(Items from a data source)
## Begin

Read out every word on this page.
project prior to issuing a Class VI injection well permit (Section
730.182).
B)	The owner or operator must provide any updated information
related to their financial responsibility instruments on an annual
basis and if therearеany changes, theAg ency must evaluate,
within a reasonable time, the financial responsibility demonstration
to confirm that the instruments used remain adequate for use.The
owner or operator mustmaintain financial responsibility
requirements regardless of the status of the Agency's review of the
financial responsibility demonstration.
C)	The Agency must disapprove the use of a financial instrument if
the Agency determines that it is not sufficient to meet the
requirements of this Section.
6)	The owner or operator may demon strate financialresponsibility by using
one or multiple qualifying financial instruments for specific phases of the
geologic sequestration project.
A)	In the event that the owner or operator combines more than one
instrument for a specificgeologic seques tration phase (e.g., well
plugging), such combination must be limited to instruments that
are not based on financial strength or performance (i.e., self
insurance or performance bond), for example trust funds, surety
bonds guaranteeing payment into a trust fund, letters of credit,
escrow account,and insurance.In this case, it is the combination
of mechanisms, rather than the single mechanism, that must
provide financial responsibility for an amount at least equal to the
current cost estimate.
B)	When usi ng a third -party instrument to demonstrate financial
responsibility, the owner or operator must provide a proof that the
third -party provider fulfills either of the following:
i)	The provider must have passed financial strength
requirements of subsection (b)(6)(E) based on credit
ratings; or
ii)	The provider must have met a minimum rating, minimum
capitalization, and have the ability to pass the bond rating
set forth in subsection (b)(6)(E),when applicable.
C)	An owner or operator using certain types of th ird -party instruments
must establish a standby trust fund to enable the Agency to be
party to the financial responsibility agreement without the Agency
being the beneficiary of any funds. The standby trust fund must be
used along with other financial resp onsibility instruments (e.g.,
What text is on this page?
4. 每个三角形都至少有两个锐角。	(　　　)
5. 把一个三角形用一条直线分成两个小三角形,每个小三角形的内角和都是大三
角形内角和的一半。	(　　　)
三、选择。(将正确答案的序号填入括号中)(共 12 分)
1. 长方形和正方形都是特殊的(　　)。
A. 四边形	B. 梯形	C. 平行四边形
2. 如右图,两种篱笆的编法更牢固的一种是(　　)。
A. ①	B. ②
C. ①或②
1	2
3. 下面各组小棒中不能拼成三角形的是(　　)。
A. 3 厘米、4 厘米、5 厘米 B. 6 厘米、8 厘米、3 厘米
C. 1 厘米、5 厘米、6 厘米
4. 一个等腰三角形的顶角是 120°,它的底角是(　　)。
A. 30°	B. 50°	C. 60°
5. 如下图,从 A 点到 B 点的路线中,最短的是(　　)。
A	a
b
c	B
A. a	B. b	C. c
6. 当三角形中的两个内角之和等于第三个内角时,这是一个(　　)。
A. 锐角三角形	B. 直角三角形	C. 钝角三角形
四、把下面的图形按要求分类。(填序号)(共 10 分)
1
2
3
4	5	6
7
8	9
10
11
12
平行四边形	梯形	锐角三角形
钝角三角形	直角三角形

## End

EXERCISE DIRECTIONS
Reproduce each record exactly as it appears.

ANSWER TO THE TASK
Read out every word on this page.
project prior to issuing a Class VI injection well permit (Section
730.182).
B)	The owner or operator must provide any updated information
related to their financial responsibility instruments on an annual
basis and if therearеany changes, theAg ency must evaluate,
within a reasonable time, the financial responsibility demonstration
to confirm that the instruments used remain adequate for use.The
owner or operator mustmaintain financial responsibility
requirements regardless of the status of the Agency's review of the
financial responsibility demonstration.
C)	The Agency must disapprove the use of a financial instrument if
the Agency determines that it is not sufficient to meet the
requirements of this Section.
6)	The owner or operator may demon strate financialresponsibility by using
one or multiple qualifying financial instruments for specific phases of the
geologic sequestration project.
A)	In the event that the owner or operator combines more than one
instrument for a specificgeologic seques tration phase (e.g., well
plugging), such combination must be limited to instruments that
are not based on financial strength or performance (i.e., self
insurance or performance bond), for example trust funds, surety
bonds guaranteeing payment into a trust fund, letters of credit,
escrow account,and insurance.In this case, it is the combination
of mechanisms, rather than the single mechanism, that must
provide financial responsibility for an amount at least equal to the
current cost estimate.
B)	When usi ng a third -party instrument to demonstrate financial
responsibility, the owner or operator must provide a proof that the
third -party provider fulfills either of the following:
i)	The provider must have passed financial strength
requirements of subsection (b)(6)(E) based on credit
ratings; or
ii)	The provider must have met a minimum rating, minimum
capitalization, and have the ability to pass the bond rating
set forth in subsection (b)(6)(E),when applicable.
C)	An owner or operator using certain types of th ird -party instruments
must establish a standby trust fund to enable the Agency to be
party to the financial responsibility agreement without the Agency
being the beneficiary of any funds. The standby trust fund must be
used along with other financial resp onsibility instruments (e.g.,
What text is on this page?
4. 每个三角形都至少有两个锐角。	(　　　)
5. 把一个三角形用一条直线分成两个小三角形,每个小三角形的内角和都是大三
角形内角和的一半。	(　　　)
三、选择。(将正确答案的序号填入括号中)(共 12 分)
1. 长方形和正方形都是特殊的(　　)。
A. 四边形	B. 梯形	C. 平行四边形
2. 如右图,两种篱笆的编法更牢固的一种是(　　)。
A. ①	B. ②
C. ①或②
1	2
3. 下面各组小棒中不能拼成三角形的是(　　)。
A. 3 厘米、4 厘米、5 厘米 B. 6 厘米、8 厘米、3 厘米
C. 1 厘米、5 厘米、6 厘米
4. 一个等腰三角形的顶角是 120°,它的底角是(　　)。
A. 30°	B. 50°	C. 60°
5. 如下图,从 A 点到 B 点的路线中,最短的是(　　)。
A	a
b
c	B
A. a	B. b	C. c
6. 当三角形中的两个内角之和等于第三个内角时,这是一个(　　)。
A. 锐角三角形	B. 直角三角形	C. 钝角三角形
四、把下面的图形按要求分类。(填序号)(共 10 分)
1
2
3
4	5	6
7
8	9
10
11
12
平行四边形	梯形	锐角三角形
钝角三角形	直角三角形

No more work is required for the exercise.